Exercise instructions →
Show all lines of the listing that hold the word "سرمایه".

Given records →
>>
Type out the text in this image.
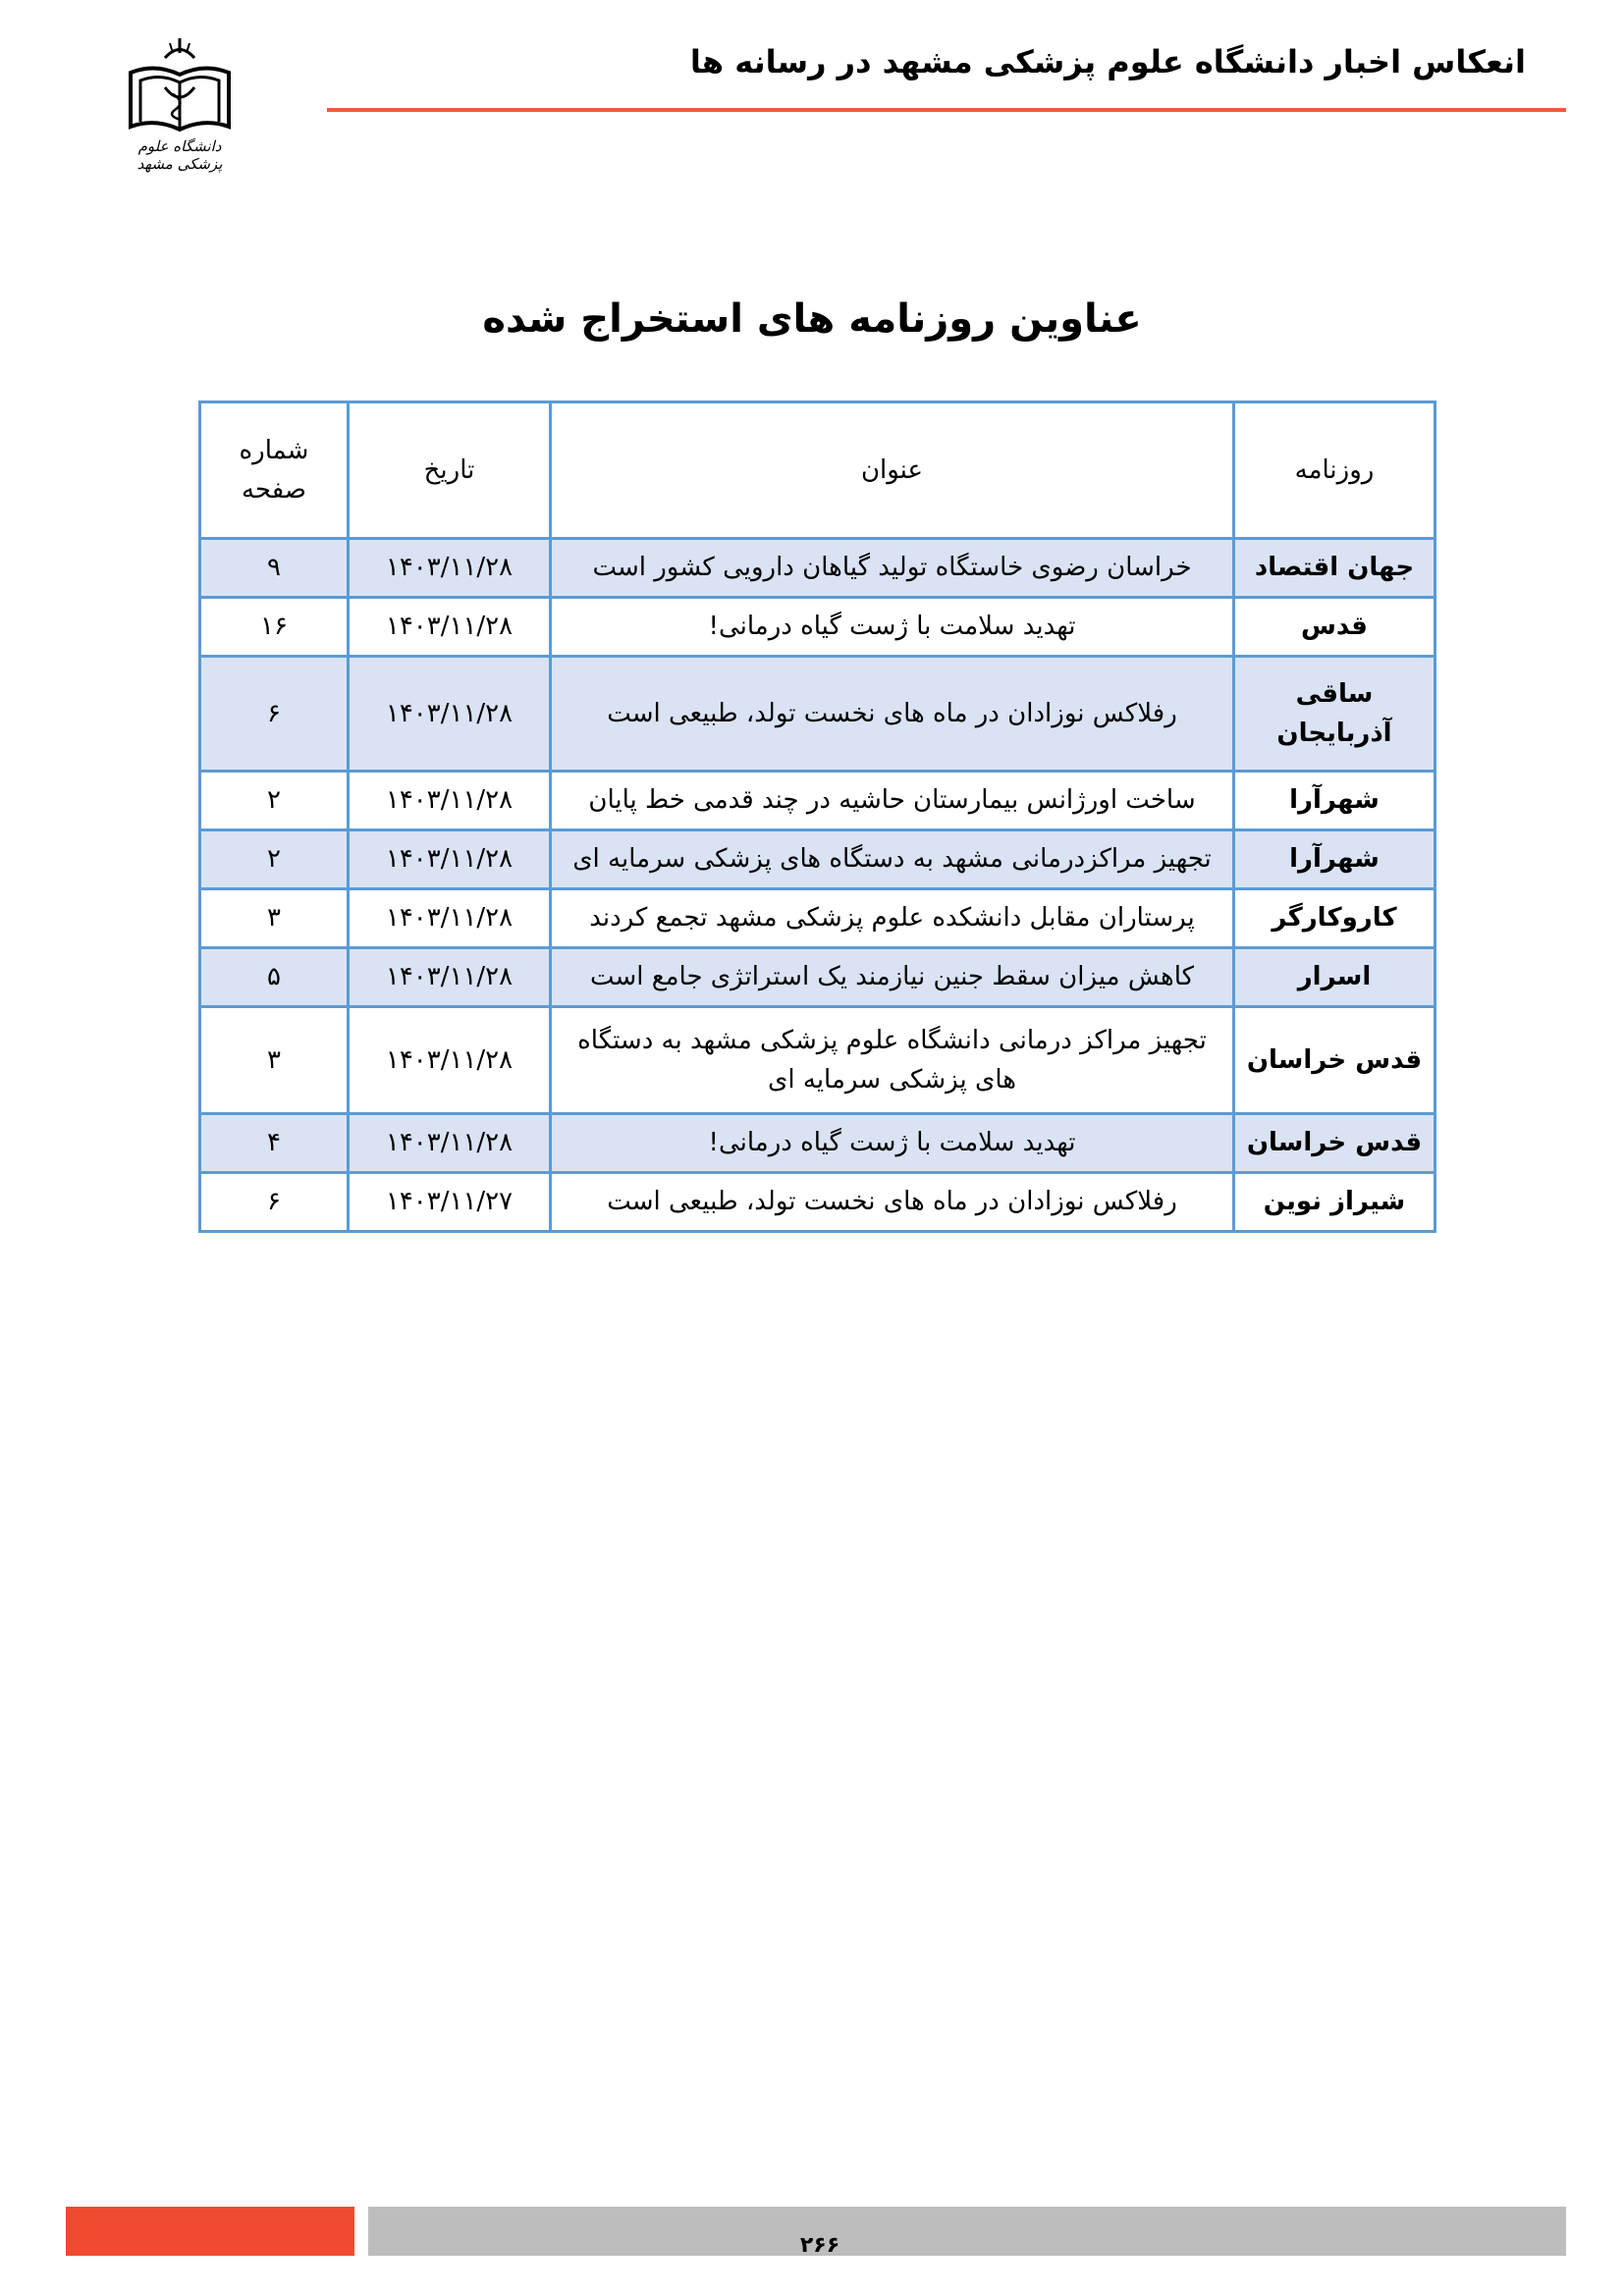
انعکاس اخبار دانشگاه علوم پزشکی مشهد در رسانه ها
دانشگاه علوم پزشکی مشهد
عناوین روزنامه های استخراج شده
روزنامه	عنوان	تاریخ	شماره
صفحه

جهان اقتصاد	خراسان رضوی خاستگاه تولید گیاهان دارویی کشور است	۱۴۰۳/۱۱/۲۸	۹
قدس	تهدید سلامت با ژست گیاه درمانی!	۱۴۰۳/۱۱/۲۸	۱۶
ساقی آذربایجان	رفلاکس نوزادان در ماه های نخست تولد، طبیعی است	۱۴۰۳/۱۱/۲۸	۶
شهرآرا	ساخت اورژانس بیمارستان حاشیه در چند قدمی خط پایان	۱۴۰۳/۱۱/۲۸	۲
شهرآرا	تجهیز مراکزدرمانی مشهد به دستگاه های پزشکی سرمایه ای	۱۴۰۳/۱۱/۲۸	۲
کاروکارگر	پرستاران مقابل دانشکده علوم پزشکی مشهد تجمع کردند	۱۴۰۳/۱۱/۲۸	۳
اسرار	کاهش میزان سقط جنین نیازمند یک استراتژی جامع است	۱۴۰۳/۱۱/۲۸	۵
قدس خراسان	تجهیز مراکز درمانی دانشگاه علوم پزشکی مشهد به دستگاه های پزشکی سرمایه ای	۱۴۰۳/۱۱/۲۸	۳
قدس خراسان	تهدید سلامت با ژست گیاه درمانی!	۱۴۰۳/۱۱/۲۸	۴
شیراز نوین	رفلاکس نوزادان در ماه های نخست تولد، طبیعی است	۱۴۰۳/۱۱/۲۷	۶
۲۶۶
<<
Response to this task →
شهرآرا	تجهیز مراکزدرمانی مشهد به دستگاه های پزشکی سرمایه ای	۱۴۰۳/۱۱/۲۸	۲
قدس خراسان	تجهیز مراکز درمانی دانشگاه علوم پزشکی مشهد به دستگاه های پزشکی سرمایه ای	۱۴۰۳/۱۱/۲۸	۳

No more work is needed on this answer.